:: EXTRACT TO READ
We do not accept AI generated security reports. We receive a large number of these and we absolutely do not have the resources to review them all. If you submit one that will be an automatic ban from the project.
OpenCode is an AI-powered coding assistant that runs locally on your machine. It provides an agent system with access to powerful tools including shell execution, file operations, and web access.
OpenCode provides an optional, tiered sandboxing system to isolate agents and tool execution:
- bwrap: Default on Linux. Uses unprivileged user namespaces.
- darwin: Default on macOS. Uses Apple Seatbelt (
sandbox-exec). - gvisor: Stronger kernel isolation for Linux.
- firecracker: MicroVM isolation for full multi-tenant environments.
- wasm: Zero-trust execution for WebAssembly tools.
By default, the agent runs with permissions configured in the UI. If you require strict system isolation, you must configure a sandbox tier via the CLI flag (e.g., --sandbox bwrap) or run OpenCode inside a Docker container.
::::
**AIM OF THE EXERCISE:** Continue the OpenCode security text from its last sentence. The rows have no connection to the OpenCode security text.
:: EXTRACTED DATA
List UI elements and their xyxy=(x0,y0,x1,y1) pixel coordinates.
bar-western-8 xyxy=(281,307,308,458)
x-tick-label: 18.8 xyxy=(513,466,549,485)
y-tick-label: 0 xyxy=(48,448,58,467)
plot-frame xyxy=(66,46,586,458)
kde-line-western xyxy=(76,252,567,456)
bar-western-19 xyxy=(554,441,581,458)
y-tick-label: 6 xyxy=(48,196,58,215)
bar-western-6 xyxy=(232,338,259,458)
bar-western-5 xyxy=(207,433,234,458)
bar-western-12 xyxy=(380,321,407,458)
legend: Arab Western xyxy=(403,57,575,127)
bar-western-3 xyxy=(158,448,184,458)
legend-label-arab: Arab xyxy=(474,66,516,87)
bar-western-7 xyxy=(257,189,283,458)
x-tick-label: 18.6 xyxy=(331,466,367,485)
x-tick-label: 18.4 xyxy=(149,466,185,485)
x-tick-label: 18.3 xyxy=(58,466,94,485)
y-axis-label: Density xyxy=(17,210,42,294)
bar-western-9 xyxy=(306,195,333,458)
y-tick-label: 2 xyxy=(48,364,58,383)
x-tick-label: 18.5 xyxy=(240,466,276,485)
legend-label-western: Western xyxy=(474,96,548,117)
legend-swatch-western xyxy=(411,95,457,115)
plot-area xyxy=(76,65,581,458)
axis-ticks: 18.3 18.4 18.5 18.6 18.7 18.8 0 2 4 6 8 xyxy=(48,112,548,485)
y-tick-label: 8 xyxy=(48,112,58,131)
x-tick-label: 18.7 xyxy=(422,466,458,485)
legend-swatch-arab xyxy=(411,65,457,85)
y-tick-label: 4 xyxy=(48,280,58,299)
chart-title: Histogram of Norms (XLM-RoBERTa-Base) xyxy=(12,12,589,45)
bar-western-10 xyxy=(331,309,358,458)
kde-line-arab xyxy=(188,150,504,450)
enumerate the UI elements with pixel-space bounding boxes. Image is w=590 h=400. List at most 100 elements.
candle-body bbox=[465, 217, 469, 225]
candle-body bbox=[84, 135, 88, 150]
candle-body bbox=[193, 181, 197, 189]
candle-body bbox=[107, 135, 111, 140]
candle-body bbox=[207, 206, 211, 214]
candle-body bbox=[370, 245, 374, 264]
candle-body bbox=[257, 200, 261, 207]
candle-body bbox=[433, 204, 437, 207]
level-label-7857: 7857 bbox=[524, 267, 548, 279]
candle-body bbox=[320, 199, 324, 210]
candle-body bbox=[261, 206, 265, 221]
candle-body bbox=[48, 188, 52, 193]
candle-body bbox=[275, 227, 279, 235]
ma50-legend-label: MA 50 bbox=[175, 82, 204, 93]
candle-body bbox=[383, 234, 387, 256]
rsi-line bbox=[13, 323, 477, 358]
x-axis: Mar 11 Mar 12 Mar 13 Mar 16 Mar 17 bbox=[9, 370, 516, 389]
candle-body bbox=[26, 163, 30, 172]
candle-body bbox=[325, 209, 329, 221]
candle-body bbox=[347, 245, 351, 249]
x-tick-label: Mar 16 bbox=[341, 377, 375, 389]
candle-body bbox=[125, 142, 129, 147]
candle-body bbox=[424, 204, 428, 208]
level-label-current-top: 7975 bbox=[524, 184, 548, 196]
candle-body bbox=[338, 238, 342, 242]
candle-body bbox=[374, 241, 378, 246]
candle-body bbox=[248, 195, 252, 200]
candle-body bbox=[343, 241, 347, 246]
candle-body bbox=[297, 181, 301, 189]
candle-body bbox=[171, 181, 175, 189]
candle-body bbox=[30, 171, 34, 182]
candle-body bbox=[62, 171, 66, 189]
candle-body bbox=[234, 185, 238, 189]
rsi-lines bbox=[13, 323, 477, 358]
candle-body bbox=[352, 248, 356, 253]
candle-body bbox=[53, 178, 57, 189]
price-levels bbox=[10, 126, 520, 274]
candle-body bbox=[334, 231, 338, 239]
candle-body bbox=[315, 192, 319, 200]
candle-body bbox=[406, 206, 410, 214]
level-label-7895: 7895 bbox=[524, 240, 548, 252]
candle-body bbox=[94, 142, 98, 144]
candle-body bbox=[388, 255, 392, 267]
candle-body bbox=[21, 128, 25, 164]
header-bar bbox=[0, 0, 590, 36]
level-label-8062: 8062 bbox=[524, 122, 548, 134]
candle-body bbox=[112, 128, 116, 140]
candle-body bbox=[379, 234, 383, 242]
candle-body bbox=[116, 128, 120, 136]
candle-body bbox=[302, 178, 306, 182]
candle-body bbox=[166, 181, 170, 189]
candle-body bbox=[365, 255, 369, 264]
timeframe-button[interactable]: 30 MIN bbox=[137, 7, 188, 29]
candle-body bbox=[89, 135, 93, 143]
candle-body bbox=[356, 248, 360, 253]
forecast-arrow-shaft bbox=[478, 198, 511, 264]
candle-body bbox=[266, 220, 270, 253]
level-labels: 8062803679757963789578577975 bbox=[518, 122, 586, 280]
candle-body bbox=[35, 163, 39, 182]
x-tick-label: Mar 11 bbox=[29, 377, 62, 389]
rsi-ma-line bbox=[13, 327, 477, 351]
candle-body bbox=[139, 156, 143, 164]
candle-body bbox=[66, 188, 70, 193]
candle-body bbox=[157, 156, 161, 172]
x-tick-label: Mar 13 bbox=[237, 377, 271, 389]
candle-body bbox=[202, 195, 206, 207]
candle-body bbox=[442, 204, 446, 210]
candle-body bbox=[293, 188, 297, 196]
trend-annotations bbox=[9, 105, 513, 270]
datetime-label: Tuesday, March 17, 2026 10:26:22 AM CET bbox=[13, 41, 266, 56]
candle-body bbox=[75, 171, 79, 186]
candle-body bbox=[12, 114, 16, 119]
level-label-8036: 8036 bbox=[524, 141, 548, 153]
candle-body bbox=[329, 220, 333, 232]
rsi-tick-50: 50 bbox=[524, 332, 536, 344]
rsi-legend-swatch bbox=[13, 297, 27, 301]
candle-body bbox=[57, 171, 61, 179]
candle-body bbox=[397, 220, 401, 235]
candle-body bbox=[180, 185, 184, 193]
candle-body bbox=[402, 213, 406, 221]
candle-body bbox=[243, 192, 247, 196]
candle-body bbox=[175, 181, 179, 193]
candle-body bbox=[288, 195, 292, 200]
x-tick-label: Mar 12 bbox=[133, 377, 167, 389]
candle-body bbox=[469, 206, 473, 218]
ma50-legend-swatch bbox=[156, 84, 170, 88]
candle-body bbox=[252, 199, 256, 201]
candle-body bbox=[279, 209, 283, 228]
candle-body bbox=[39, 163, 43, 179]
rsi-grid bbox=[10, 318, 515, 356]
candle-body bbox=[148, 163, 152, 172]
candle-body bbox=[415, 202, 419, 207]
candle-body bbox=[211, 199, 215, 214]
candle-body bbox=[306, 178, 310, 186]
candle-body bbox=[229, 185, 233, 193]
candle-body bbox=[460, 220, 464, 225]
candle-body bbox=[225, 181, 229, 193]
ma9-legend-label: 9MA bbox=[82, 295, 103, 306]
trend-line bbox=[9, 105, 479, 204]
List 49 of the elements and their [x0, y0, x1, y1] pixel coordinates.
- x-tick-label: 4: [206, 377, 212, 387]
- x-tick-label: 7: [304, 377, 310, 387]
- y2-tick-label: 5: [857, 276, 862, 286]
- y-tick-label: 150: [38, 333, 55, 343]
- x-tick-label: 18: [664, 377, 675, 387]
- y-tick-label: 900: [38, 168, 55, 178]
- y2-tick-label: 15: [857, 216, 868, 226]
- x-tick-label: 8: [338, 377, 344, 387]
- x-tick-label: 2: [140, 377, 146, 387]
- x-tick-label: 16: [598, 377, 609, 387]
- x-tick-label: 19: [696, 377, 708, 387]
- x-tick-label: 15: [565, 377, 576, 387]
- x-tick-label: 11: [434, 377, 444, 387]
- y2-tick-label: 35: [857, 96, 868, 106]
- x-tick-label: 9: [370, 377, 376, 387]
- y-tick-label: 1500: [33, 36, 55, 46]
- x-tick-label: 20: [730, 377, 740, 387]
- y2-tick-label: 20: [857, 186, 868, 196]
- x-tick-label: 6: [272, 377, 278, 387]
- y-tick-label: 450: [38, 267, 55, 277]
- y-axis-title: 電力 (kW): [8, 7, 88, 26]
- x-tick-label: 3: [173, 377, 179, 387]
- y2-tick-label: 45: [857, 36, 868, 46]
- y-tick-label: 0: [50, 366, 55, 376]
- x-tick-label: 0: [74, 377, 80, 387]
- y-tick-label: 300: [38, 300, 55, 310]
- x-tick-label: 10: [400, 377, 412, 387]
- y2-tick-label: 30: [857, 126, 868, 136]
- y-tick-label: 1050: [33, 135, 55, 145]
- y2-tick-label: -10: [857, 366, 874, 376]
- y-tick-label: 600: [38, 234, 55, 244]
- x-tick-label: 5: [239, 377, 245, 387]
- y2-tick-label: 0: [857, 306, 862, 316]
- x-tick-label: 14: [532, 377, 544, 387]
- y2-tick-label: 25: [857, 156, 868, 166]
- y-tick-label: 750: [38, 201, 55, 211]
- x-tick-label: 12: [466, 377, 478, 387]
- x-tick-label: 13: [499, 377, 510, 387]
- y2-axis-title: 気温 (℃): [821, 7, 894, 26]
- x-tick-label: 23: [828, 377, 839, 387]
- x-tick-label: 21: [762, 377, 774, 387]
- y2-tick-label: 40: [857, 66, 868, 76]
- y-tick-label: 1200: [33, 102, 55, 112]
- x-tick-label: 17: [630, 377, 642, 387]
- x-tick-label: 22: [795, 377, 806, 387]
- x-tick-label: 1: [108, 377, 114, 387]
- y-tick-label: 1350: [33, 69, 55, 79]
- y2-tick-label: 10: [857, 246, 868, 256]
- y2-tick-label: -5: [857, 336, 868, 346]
::::
**ANSWER BOX:**
To restrict an agent's lateral movement and data exfiltration:
- Agent Worktree Isolation: Confines the agent to a specific git worktree directory.
- HTTP Hook Network Isolation: Egress traffic from tools can be blocked or routed through specific proxies.
For distributed agent workflows, OpenCode enforces security via:
- SPIFFE Workload Identity: A2A communication uses SPIFFE JWT-SVID for rigorous identity verification (
X-Opencode-Workload). - Delegated Plugin Authz: Authorization decisions for A2A endpoints can be delegated to external plugins with strict fail-closed timeouts.
- Separated API Keys: The
OPENCODE_A2A_API_KEYis explicitly separate from external LLM tool keys.
Server mode is opt-in only. When enabled, set OPENCODE_SERVER_PASSWORD to require HTTP Basic Auth. Without this, the server runs unauthenticated (with a warning). It is the end user's responsibility to secure the server - any functionality it provides is not a vulnerability.
| Category | Rationale |
|---|---|
| Server access when opted-in | If you enable server mode, API access is expected behavior |
| Sandbox escapes | The permission system is not a sandbox (see above) |
| LLM provider data handling | Data sent to your configured LLM provider is governed by their policies |
| MCP server behavior | External MCP servers you configure are outside our trust boundary |
| Malicious config files | Users control their own config; modifying it is not an attack vector |
We appreciate your efforts to responsibly disclose your findings, and will make every effort to acknowledge your contributions.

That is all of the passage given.